begin EXTRACTED RECORDS

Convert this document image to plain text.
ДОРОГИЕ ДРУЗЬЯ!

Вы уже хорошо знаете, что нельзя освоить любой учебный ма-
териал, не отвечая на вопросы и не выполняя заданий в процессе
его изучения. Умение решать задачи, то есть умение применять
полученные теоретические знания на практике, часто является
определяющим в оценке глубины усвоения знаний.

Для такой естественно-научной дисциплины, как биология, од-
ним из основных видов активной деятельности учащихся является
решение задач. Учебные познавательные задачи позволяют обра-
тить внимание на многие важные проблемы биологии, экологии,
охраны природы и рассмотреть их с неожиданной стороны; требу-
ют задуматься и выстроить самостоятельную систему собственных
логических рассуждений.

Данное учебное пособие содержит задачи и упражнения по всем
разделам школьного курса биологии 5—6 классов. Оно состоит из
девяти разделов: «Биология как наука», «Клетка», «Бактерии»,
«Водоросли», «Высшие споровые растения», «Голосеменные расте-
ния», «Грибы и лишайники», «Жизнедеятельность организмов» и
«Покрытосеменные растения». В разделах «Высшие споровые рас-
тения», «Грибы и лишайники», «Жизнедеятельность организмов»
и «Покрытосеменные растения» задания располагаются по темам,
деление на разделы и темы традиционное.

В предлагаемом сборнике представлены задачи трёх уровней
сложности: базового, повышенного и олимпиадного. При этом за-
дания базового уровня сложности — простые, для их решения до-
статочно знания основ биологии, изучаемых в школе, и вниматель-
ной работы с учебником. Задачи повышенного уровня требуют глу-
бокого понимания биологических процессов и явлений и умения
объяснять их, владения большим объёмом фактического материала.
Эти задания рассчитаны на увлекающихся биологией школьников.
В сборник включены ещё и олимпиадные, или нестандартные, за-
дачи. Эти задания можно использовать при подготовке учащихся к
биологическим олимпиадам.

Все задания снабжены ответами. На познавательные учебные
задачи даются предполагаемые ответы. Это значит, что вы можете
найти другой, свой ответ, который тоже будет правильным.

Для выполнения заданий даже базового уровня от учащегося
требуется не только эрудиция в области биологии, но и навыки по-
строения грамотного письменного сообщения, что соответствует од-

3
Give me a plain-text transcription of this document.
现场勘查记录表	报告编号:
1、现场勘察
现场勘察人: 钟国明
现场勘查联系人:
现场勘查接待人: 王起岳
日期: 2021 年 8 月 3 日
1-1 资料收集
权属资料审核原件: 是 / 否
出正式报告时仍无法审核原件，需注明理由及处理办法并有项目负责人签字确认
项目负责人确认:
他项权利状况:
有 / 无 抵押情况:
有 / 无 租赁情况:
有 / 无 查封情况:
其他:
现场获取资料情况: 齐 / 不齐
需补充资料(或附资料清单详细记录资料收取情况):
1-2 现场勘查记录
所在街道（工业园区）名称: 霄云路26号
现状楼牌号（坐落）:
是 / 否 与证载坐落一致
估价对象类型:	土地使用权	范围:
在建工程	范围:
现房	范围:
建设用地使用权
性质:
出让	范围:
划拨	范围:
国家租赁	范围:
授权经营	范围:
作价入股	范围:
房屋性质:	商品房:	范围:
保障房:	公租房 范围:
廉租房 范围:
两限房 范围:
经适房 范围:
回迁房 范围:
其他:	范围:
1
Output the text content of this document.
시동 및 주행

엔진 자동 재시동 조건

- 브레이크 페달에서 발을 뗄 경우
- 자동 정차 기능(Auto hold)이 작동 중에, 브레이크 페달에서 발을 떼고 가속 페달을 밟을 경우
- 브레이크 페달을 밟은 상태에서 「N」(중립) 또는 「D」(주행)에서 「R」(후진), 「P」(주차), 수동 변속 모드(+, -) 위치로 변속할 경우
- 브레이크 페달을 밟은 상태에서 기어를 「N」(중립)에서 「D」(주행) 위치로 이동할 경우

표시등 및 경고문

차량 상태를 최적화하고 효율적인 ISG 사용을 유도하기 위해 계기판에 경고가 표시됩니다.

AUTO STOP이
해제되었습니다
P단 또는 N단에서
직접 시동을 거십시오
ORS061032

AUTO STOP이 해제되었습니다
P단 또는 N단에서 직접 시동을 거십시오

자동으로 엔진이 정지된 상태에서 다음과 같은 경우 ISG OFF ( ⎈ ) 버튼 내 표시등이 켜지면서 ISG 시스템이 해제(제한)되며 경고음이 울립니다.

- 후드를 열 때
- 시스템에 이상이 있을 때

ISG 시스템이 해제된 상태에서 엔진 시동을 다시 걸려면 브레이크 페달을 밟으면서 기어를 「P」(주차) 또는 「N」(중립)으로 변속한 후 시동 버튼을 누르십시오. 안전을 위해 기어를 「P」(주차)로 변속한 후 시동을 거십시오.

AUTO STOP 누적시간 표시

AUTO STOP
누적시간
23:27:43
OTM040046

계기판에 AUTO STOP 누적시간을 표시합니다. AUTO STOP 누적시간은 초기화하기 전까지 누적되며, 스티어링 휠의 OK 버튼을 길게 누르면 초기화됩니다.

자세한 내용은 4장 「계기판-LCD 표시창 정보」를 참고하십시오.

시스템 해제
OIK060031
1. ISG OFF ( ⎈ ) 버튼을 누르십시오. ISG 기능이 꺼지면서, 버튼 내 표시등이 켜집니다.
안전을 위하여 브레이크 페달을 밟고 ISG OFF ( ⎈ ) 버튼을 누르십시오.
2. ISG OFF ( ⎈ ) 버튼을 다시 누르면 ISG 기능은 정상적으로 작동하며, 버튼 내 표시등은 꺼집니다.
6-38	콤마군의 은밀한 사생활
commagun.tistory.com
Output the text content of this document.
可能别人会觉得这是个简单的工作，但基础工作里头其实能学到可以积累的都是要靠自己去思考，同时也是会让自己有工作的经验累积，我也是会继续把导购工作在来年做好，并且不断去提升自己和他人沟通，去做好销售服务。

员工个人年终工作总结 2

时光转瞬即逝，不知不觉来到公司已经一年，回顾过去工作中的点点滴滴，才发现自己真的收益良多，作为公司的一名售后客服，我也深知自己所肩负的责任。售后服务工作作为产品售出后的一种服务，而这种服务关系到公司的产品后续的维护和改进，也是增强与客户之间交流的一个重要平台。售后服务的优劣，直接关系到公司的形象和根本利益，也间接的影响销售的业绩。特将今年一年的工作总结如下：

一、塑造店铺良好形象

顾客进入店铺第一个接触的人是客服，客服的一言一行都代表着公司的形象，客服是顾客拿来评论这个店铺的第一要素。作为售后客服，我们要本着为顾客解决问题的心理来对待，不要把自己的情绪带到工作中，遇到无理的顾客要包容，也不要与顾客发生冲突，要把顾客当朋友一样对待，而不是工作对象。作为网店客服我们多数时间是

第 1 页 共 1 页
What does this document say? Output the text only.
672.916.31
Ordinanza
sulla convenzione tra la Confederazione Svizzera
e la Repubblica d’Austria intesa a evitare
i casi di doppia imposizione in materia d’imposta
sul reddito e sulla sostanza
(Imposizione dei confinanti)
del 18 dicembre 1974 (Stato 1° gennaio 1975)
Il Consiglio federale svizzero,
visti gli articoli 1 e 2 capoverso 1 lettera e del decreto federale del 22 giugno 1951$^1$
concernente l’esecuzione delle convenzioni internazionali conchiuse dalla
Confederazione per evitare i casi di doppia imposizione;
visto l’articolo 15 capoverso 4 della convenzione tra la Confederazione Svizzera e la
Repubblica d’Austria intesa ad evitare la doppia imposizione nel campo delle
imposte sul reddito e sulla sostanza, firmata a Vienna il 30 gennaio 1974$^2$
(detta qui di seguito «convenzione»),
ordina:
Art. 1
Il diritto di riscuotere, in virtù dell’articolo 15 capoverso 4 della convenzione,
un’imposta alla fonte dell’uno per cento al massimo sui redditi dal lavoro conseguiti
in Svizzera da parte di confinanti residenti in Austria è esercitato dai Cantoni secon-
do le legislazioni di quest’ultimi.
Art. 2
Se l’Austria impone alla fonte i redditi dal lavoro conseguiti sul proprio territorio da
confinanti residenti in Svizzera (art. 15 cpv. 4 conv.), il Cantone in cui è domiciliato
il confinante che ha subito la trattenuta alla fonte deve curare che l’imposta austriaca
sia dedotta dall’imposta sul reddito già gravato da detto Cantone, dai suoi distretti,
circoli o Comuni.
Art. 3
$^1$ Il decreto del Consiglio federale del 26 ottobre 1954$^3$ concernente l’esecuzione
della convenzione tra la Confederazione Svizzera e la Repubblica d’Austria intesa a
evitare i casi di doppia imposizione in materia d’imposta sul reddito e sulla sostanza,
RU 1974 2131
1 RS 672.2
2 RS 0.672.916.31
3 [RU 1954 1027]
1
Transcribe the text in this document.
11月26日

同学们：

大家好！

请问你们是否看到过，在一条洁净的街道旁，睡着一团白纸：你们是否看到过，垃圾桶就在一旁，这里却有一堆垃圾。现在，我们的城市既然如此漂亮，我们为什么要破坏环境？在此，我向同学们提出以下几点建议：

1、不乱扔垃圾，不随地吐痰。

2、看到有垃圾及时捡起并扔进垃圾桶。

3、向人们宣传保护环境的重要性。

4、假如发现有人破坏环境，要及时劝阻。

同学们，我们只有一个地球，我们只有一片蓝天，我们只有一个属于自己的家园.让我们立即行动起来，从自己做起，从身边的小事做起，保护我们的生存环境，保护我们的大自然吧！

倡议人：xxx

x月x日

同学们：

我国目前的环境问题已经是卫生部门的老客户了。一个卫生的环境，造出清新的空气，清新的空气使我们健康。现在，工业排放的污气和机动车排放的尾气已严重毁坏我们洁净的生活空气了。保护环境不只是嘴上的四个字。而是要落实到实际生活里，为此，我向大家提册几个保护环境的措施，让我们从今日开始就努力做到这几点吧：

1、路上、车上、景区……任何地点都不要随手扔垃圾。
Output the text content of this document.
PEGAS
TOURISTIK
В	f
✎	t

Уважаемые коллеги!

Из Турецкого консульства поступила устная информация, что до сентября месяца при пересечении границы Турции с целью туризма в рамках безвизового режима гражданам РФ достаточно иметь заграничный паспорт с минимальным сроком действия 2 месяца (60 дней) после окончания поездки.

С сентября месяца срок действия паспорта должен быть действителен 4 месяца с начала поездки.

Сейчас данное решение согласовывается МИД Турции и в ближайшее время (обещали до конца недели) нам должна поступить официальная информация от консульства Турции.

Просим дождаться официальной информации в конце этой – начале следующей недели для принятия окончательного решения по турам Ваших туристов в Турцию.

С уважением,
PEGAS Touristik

end EXTRACTED RECORDS

## STATED EXERCISE
Search the preceding listing for the word "imposta" and pull out every line that holds it.

## SOLUTION
i casi di doppia imposizione in materia d’imposta
un’imposta alla fonte dell’uno per cento al massimo sui redditi dal lavoro conseguiti
il confinante che ha subito la trattenuta alla fonte deve curare che l’imposta austriaca
sia dedotta dall’imposta sul reddito già gravato da detto Cantone, dai suoi distretti,
evitare i casi di doppia imposizione in materia d’imposta sul reddito e sulla sostanza,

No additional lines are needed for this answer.